▶ _Exercise data_:

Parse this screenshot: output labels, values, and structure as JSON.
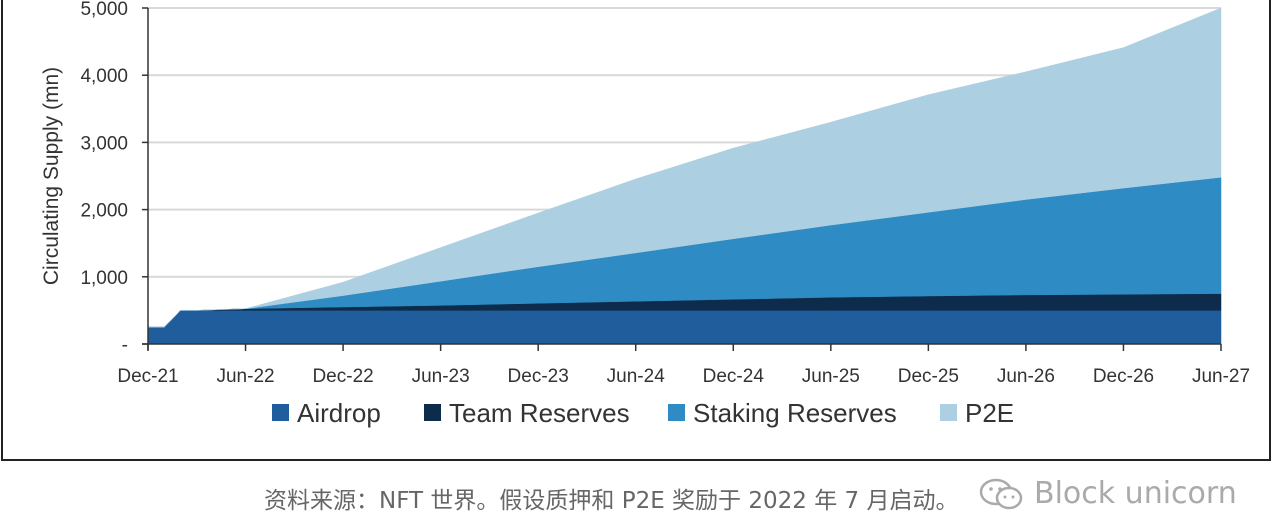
{
  "chart_data": {
    "type": "area",
    "stacked": true,
    "ylabel": "Circulating Supply (mn)",
    "xlabel": "",
    "ylim": [
      0,
      5000
    ],
    "yticks": [
      0,
      1000,
      2000,
      3000,
      4000,
      5000
    ],
    "ytick_labels": [
      "-",
      "1,000",
      "2,000",
      "3,000",
      "4,000",
      "5,000"
    ],
    "grid": "horizontal",
    "legend_position": "bottom",
    "x": [
      "Dec-21",
      "Jan-22",
      "Feb-22",
      "Mar-22",
      "Jun-22",
      "Dec-22",
      "Jun-23",
      "Dec-23",
      "Jun-24",
      "Dec-24",
      "Jun-25",
      "Dec-25",
      "Jun-26",
      "Dec-26",
      "Jun-27"
    ],
    "xtick_labels": [
      "Dec-21",
      "Jun-22",
      "Dec-22",
      "Jun-23",
      "Dec-23",
      "Jun-24",
      "Dec-24",
      "Jun-25",
      "Dec-25",
      "Jun-26",
      "Dec-26",
      "Jun-27"
    ],
    "series": [
      {
        "name": "Airdrop",
        "color": "#1f5d9c",
        "values": [
          250,
          250,
          500,
          500,
          500,
          500,
          500,
          500,
          500,
          500,
          500,
          500,
          500,
          500,
          500
        ]
      },
      {
        "name": "Team Reserves",
        "color": "#0d2b4a",
        "values": [
          0,
          0,
          0,
          0,
          25,
          50,
          75,
          105,
          135,
          165,
          195,
          215,
          230,
          240,
          250
        ]
      },
      {
        "name": "Staking Reserves",
        "color": "#2e8bc4",
        "values": [
          0,
          0,
          0,
          0,
          0,
          170,
          360,
          545,
          720,
          900,
          1075,
          1245,
          1420,
          1580,
          1730
        ]
      },
      {
        "name": "P2E",
        "color": "#adcfe2",
        "values": [
          0,
          0,
          0,
          0,
          0,
          200,
          500,
          800,
          1100,
          1350,
          1530,
          1750,
          1900,
          2090,
          2520
        ]
      }
    ]
  },
  "caption": "资料来源：NFT 世界。假设质押和 P2E 奖励于 2022 年 7 月启动。",
  "watermark": {
    "text": "Block unicorn",
    "icon": "wechat-icon"
  }
}
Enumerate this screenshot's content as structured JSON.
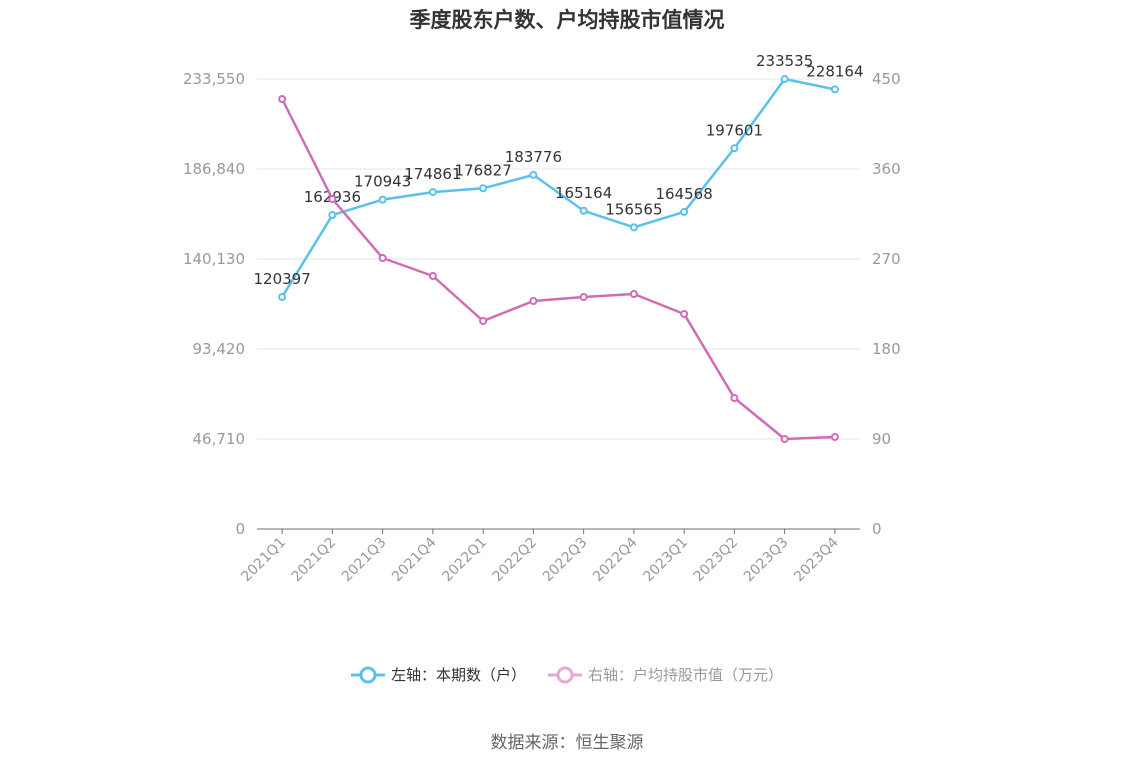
{
  "chart_data": {
    "type": "line",
    "title": "季度股东户数、户均持股市值情况",
    "categories": [
      "2021Q1",
      "2021Q2",
      "2021Q3",
      "2021Q4",
      "2022Q1",
      "2022Q2",
      "2022Q3",
      "2022Q4",
      "2023Q1",
      "2023Q2",
      "2023Q3",
      "2023Q4"
    ],
    "left_axis": {
      "ticks": [
        "0",
        "46,710",
        "93,420",
        "140,130",
        "186,840",
        "233,550"
      ],
      "ylim": [
        0,
        233550
      ]
    },
    "right_axis": {
      "ticks": [
        "0",
        "90",
        "180",
        "270",
        "360",
        "450"
      ],
      "ylim": [
        0,
        450
      ]
    },
    "grid": true,
    "legend_position": "bottom",
    "series": [
      {
        "name": "左轴：本期数（户）",
        "axis": "left",
        "color": "#5bc0eb",
        "values": [
          120397,
          162936,
          170943,
          174861,
          176827,
          183776,
          165164,
          156565,
          164568,
          197601,
          233535,
          228164
        ],
        "labels": [
          "120397",
          "162936",
          "170943",
          "174861",
          "176827",
          "183776",
          "165164",
          "156565",
          "164568",
          "197601",
          "233535",
          "228164"
        ]
      },
      {
        "name": "右轴：户均持股市值（万元）",
        "axis": "right",
        "color": "#d16bb5",
        "legend_color": "#e9a8d4",
        "values": [
          430,
          330,
          271,
          253,
          208,
          228,
          232,
          235,
          215,
          131,
          90,
          92
        ]
      }
    ]
  },
  "source": "数据来源：恒生聚源"
}
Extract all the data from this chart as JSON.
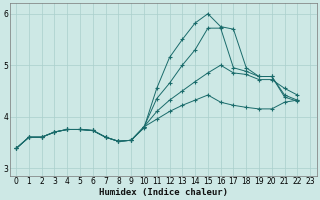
{
  "xlabel": "Humidex (Indice chaleur)",
  "bg_color": "#cde8e5",
  "grid_color": "#aacfcc",
  "line_color": "#1a6b6b",
  "xlim": [
    -0.5,
    23.5
  ],
  "ylim": [
    2.85,
    6.2
  ],
  "yticks": [
    3,
    4,
    5,
    6
  ],
  "xticks": [
    0,
    1,
    2,
    3,
    4,
    5,
    6,
    7,
    8,
    9,
    10,
    11,
    12,
    13,
    14,
    15,
    16,
    17,
    18,
    19,
    20,
    21,
    22,
    23
  ],
  "lines": [
    {
      "x": [
        0,
        1,
        2,
        3,
        4,
        5,
        6,
        7,
        8,
        9,
        10,
        11,
        12,
        13,
        14,
        15,
        16,
        17,
        18,
        19,
        20,
        21,
        22,
        23
      ],
      "y": [
        3.38,
        3.6,
        3.6,
        3.7,
        3.75,
        3.75,
        3.73,
        3.6,
        3.52,
        3.54,
        3.78,
        4.55,
        5.15,
        5.5,
        5.82,
        6.0,
        5.75,
        5.7,
        4.95,
        4.78,
        4.78,
        4.38,
        4.3,
        null
      ]
    },
    {
      "x": [
        0,
        1,
        2,
        3,
        4,
        5,
        6,
        7,
        8,
        9,
        10,
        11,
        12,
        13,
        14,
        15,
        16,
        17,
        18,
        19,
        20,
        21,
        22,
        23
      ],
      "y": [
        3.38,
        3.6,
        3.6,
        3.7,
        3.75,
        3.75,
        3.73,
        3.6,
        3.52,
        3.54,
        3.8,
        4.35,
        4.65,
        5.0,
        5.3,
        5.72,
        5.72,
        4.95,
        4.88,
        4.78,
        4.78,
        4.42,
        4.32,
        null
      ]
    },
    {
      "x": [
        0,
        1,
        2,
        3,
        4,
        5,
        6,
        7,
        8,
        9,
        10,
        11,
        12,
        13,
        14,
        15,
        16,
        17,
        18,
        19,
        20,
        21,
        22,
        23
      ],
      "y": [
        3.38,
        3.6,
        3.6,
        3.7,
        3.75,
        3.75,
        3.73,
        3.6,
        3.52,
        3.54,
        3.8,
        4.1,
        4.32,
        4.5,
        4.68,
        4.85,
        5.0,
        4.85,
        4.82,
        4.72,
        4.72,
        4.55,
        4.42,
        null
      ]
    },
    {
      "x": [
        0,
        1,
        2,
        3,
        4,
        5,
        6,
        7,
        8,
        9,
        10,
        11,
        12,
        13,
        14,
        15,
        16,
        17,
        18,
        19,
        20,
        21,
        22,
        23
      ],
      "y": [
        3.38,
        3.6,
        3.6,
        3.7,
        3.75,
        3.75,
        3.73,
        3.6,
        3.52,
        3.54,
        3.8,
        3.95,
        4.1,
        4.22,
        4.32,
        4.42,
        4.28,
        4.22,
        4.18,
        4.15,
        4.15,
        4.28,
        4.32,
        null
      ]
    }
  ]
}
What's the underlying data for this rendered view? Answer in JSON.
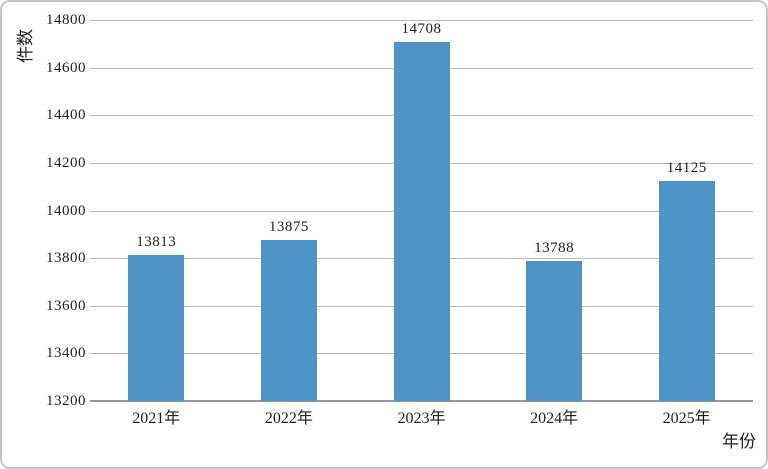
{
  "chart_data": {
    "type": "bar",
    "categories": [
      "2021年",
      "2022年",
      "2023年",
      "2024年",
      "2025年"
    ],
    "values": [
      13813,
      13875,
      14708,
      13788,
      14125
    ],
    "title": "",
    "xlabel": "年份",
    "ylabel": "件数",
    "ylim": [
      13200,
      14800
    ],
    "ytick_step": 200,
    "yticks": [
      13200,
      13400,
      13600,
      13800,
      14000,
      14200,
      14400,
      14600,
      14800
    ],
    "grid": true,
    "legend": "none",
    "colors": {
      "bar_fill": "#4e94c6",
      "gridline": "#b8b8b8",
      "axis_line": "#969696",
      "text": "#1f1f1f",
      "frame_border": "#c6c6c6",
      "background": "#ffffff"
    }
  }
}
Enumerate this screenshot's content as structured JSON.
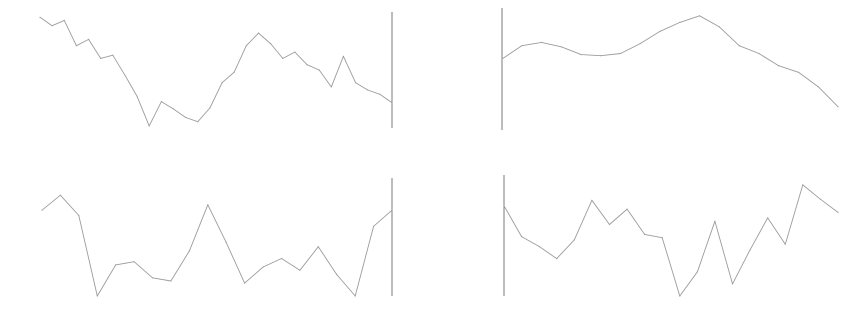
{
  "chart_data": [
    {
      "type": "line",
      "xlabel": "",
      "ylabel": "",
      "ylim": [
        0,
        11
      ],
      "y_ticks": [
        "",
        "",
        "",
        "",
        "",
        ""
      ],
      "x_ticks": [
        "",
        "",
        "",
        "",
        "",
        "",
        "",
        "",
        "",
        ""
      ],
      "series": [
        {
          "values": [
            10.5,
            9.7,
            10.2,
            7.8,
            8.4,
            6.6,
            6.9,
            5.0,
            3.0,
            0.2,
            2.5,
            1.8,
            1.0,
            0.6,
            1.9,
            4.3,
            5.3,
            7.8,
            9.0,
            8.0,
            6.6,
            7.2,
            6.0,
            5.5,
            3.9,
            6.8,
            4.3,
            3.6,
            3.2,
            2.4
          ]
        }
      ]
    },
    {
      "type": "line",
      "xlabel": "",
      "ylabel": "",
      "ylim": [
        0,
        11
      ],
      "y_ticks": [
        "",
        "",
        "",
        "",
        "",
        "",
        ""
      ],
      "x_ticks": [
        "",
        "",
        "",
        "",
        "",
        "",
        "",
        "",
        ""
      ],
      "series": [
        {
          "values": [
            6.4,
            7.6,
            7.9,
            7.5,
            6.8,
            6.7,
            6.9,
            7.8,
            8.9,
            9.7,
            10.3,
            9.3,
            7.6,
            6.9,
            5.8,
            5.2,
            3.9,
            2.1
          ]
        }
      ]
    },
    {
      "type": "line",
      "xlabel": "",
      "ylabel": "",
      "ylim": [
        0,
        11
      ],
      "y_ticks": [
        "",
        "",
        "",
        "",
        "",
        ""
      ],
      "x_ticks": [
        "",
        "",
        "",
        "",
        "",
        "",
        "",
        "",
        "",
        ""
      ],
      "series": [
        {
          "values": [
            8.0,
            9.4,
            7.5,
            0.0,
            2.9,
            3.2,
            1.7,
            1.4,
            4.2,
            8.5,
            5.0,
            1.2,
            2.7,
            3.5,
            2.4,
            4.6,
            2.0,
            0.0,
            6.5,
            8.0
          ]
        }
      ]
    },
    {
      "type": "line",
      "xlabel": "",
      "ylabel": "",
      "ylim": [
        0,
        11
      ],
      "y_ticks": [
        "",
        "",
        "",
        "",
        "",
        "",
        "",
        ""
      ],
      "x_ticks": [
        "",
        "",
        "",
        "",
        "",
        "",
        "",
        "",
        "",
        "",
        ""
      ],
      "series": [
        {
          "values": [
            8.2,
            5.4,
            4.5,
            3.4,
            5.1,
            8.7,
            6.5,
            7.9,
            5.6,
            5.3,
            0.0,
            2.2,
            6.8,
            1.1,
            4.2,
            7.1,
            4.7,
            10.1,
            8.8,
            7.6
          ]
        }
      ]
    }
  ]
}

▶ _Request_:
Copy each line of the records containing the string "Reserves".

▶ _Finished task_:
        "name": "Team Reserves",
        "name": "Staking Reserves",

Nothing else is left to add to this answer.